◆ Input data:
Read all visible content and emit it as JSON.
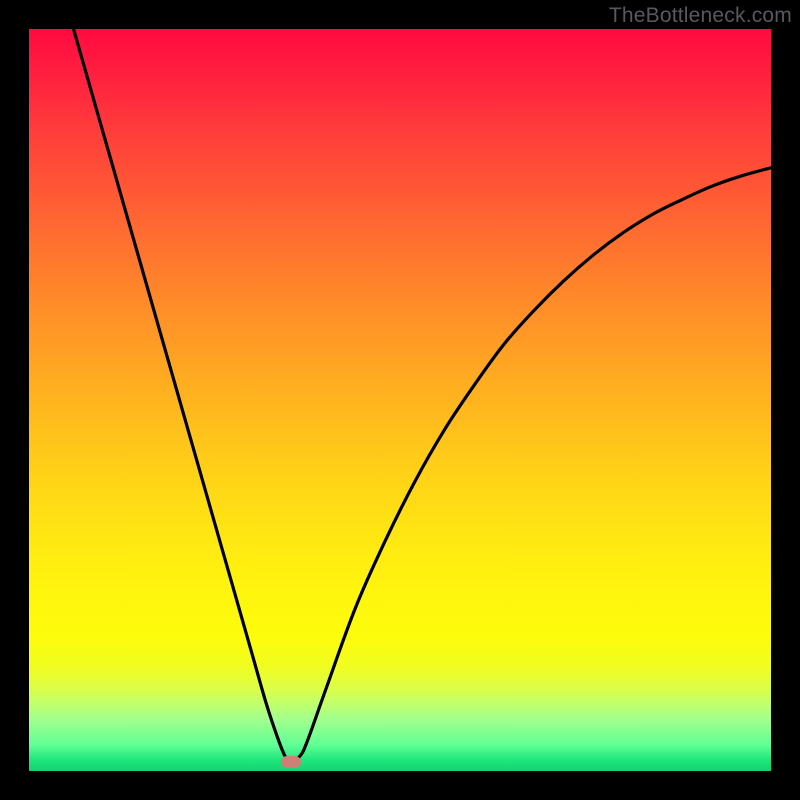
{
  "watermark": "TheBottleneck.com",
  "colors": {
    "frame": "#000000",
    "curve": "#000000",
    "marker": "#cf8076",
    "gradient_top": "#ff0a40",
    "gradient_bottom": "#13d173"
  },
  "chart_data": {
    "type": "line",
    "title": "",
    "xlabel": "",
    "ylabel": "",
    "xlim": [
      0,
      100
    ],
    "ylim": [
      0,
      100
    ],
    "grid": false,
    "series": [
      {
        "name": "bottleneck-curve",
        "x": [
          6,
          8,
          10,
          12,
          14,
          16,
          18,
          20,
          22,
          24,
          26,
          28,
          30,
          32,
          33.5,
          34.5,
          35.3,
          36.5,
          37.5,
          40,
          44,
          48,
          52,
          56,
          60,
          64,
          68,
          72,
          76,
          80,
          84,
          88,
          92,
          96,
          100
        ],
        "y": [
          100,
          93,
          86,
          79,
          72,
          65,
          58,
          51,
          44,
          37,
          30,
          23,
          16,
          9,
          4.5,
          2,
          1.2,
          2,
          4,
          11,
          22,
          31,
          39,
          46,
          52,
          57.5,
          62,
          66,
          69.5,
          72.5,
          75,
          77,
          78.8,
          80.2,
          81.3
        ]
      }
    ],
    "marker": {
      "x": 35.3,
      "y": 1.2
    }
  }
}
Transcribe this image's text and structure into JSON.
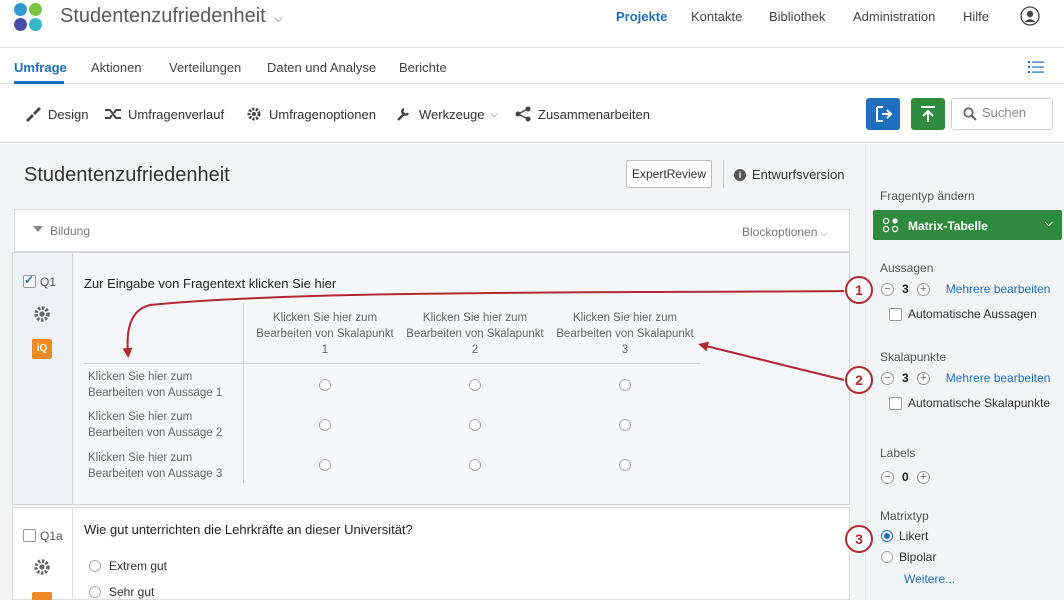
{
  "app": {
    "title": "Studentenzufriedenheit",
    "logo_colors": [
      "#2e9ad0",
      "#7cc243",
      "#4b4ba8",
      "#36b7c8"
    ]
  },
  "topnav": {
    "items": [
      "Projekte",
      "Kontakte",
      "Bibliothek",
      "Administration",
      "Hilfe"
    ],
    "active": "Projekte"
  },
  "tabs": {
    "items": [
      "Umfrage",
      "Aktionen",
      "Verteilungen",
      "Daten und Analyse",
      "Berichte"
    ],
    "active": "Umfrage"
  },
  "toolbar": {
    "items": [
      "Design",
      "Umfragenverlauf",
      "Umfragenoptionen",
      "Werkzeuge",
      "Zusammenarbeiten"
    ],
    "search_placeholder": "Suchen"
  },
  "survey": {
    "title": "Studentenzufriedenheit",
    "expert_review": "ExpertReview",
    "status": "Entwurfsversion",
    "block": {
      "name": "Bildung",
      "options": "Blockoptionen"
    }
  },
  "q1": {
    "id": "Q1",
    "checked": true,
    "text": "Zur Eingabe von Fragentext klicken Sie hier",
    "scale_points": [
      {
        "line1": "Klicken Sie hier zum",
        "line2": "Bearbeiten von Skalapunkt",
        "line3": "1"
      },
      {
        "line1": "Klicken Sie hier zum",
        "line2": "Bearbeiten von Skalapunkt",
        "line3": "2"
      },
      {
        "line1": "Klicken Sie hier zum",
        "line2": "Bearbeiten von Skalapunkt",
        "line3": "3"
      }
    ],
    "statements": [
      {
        "line1": "Klicken Sie hier zum",
        "line2": "Bearbeiten von Aussage 1"
      },
      {
        "line1": "Klicken Sie hier zum",
        "line2": "Bearbeiten von Aussage 2"
      },
      {
        "line1": "Klicken Sie hier zum",
        "line2": "Bearbeiten von Aussage 3"
      }
    ],
    "badge": "iQ"
  },
  "q1a": {
    "id": "Q1a",
    "checked": false,
    "text": "Wie gut unterrichten die Lehrkräfte an dieser Universität?",
    "choices": [
      "Extrem gut",
      "Sehr gut"
    ]
  },
  "panel": {
    "change_type_label": "Fragentyp ändern",
    "type_name": "Matrix-Tabelle",
    "statements_label": "Aussagen",
    "statements_count": "3",
    "edit_multiple": "Mehrere bearbeiten",
    "auto_statements": "Automatische Aussagen",
    "scale_label": "Skalapunkte",
    "scale_count": "3",
    "auto_scale": "Automatische Skalapunkte",
    "labels_label": "Labels",
    "labels_count": "0",
    "matrix_type_label": "Matrixtyp",
    "matrix_types": [
      "Likert",
      "Bipolar"
    ],
    "selected_matrix_type": "Likert",
    "more": "Weitere..."
  },
  "annotations": {
    "markers": [
      "1",
      "2",
      "3"
    ],
    "color": "#b22a30"
  },
  "colors": {
    "accent": "#1e6fbf",
    "green": "#2e8b3e",
    "orange": "#f08a24"
  }
}
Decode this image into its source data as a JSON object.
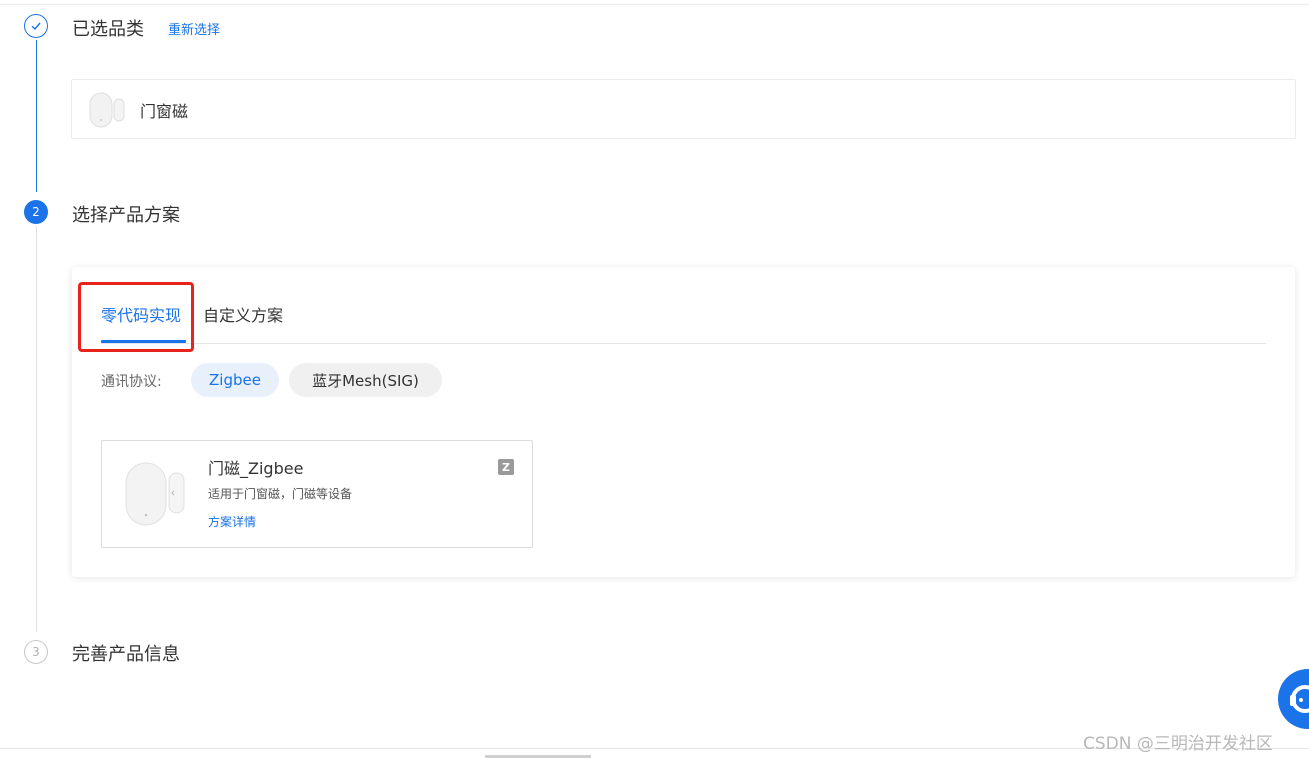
{
  "steps": {
    "step1": {
      "title": "已选品类",
      "reselect_label": "重新选择",
      "status": "done"
    },
    "step2": {
      "number": "2",
      "title": "选择产品方案",
      "status": "active"
    },
    "step3": {
      "number": "3",
      "title": "完善产品信息",
      "status": "pending"
    }
  },
  "selected_category": {
    "name": "门窗磁",
    "icon": "door-sensor-image"
  },
  "solution": {
    "tabs": [
      {
        "label": "零代码实现",
        "active": true
      },
      {
        "label": "自定义方案",
        "active": false
      }
    ],
    "protocol_label": "通讯协议:",
    "protocols": [
      {
        "label": "Zigbee",
        "selected": true
      },
      {
        "label": "蓝牙Mesh(SIG)",
        "selected": false
      }
    ],
    "cards": [
      {
        "title": "门磁_Zigbee",
        "description": "适用于门窗磁，门磁等设备",
        "link_label": "方案详情",
        "badge": "Z",
        "icon": "door-sensor-image"
      }
    ]
  },
  "watermark": "CSDN @三明治开发社区",
  "colors": {
    "accent": "#1a73e8",
    "highlight": "#e8231c"
  }
}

◆ To be done:
Report each line of the material above where the word "Automatische" appears.

◆ The response:
    "auto_statements": "Automatische Aussagen",
    "auto_scale": "Automatische Skalapunkte",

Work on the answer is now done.